* Begin Input for this task *

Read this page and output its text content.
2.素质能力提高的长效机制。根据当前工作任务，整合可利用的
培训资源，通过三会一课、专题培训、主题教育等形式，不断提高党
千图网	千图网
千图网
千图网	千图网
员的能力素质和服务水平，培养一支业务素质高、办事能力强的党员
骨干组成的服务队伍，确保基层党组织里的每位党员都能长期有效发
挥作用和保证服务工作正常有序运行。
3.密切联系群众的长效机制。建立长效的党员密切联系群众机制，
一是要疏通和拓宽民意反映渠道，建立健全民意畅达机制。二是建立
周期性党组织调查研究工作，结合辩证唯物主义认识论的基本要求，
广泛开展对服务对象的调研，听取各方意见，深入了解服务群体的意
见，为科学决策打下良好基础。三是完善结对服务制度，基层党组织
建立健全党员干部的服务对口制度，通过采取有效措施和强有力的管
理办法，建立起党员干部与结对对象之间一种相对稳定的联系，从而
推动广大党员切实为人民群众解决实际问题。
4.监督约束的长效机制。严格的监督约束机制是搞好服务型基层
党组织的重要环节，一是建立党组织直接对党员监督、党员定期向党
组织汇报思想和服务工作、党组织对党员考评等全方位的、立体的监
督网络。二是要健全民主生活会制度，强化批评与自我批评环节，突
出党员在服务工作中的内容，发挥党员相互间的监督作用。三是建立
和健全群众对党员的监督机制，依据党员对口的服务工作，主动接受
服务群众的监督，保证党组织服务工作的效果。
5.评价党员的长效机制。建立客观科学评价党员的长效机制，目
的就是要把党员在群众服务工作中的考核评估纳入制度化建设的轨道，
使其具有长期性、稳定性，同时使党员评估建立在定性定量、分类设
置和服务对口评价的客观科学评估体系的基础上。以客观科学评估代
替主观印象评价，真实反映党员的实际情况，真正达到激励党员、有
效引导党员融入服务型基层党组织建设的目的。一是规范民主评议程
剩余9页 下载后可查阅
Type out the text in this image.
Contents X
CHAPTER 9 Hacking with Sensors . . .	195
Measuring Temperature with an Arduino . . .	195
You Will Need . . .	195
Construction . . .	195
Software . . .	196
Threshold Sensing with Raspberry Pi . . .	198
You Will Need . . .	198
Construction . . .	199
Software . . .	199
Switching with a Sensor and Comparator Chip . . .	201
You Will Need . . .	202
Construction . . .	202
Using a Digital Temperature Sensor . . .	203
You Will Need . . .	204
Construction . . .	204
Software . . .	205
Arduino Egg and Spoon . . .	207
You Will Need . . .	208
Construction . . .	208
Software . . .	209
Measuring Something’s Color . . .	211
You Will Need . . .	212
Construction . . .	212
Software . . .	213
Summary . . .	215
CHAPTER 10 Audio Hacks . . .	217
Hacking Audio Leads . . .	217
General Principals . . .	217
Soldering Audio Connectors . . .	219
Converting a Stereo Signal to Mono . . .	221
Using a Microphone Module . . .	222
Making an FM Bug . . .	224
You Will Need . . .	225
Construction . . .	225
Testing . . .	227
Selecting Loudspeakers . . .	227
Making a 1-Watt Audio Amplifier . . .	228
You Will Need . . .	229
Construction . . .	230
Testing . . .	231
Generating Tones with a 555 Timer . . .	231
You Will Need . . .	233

* End Input for this task *

Problem details: Scan the listing above for the word "CHAPTER" and copy every line that holds it.

Correct response:
CHAPTER 9 Hacking with Sensors . . .	195
CHAPTER 10 Audio Hacks . . .	217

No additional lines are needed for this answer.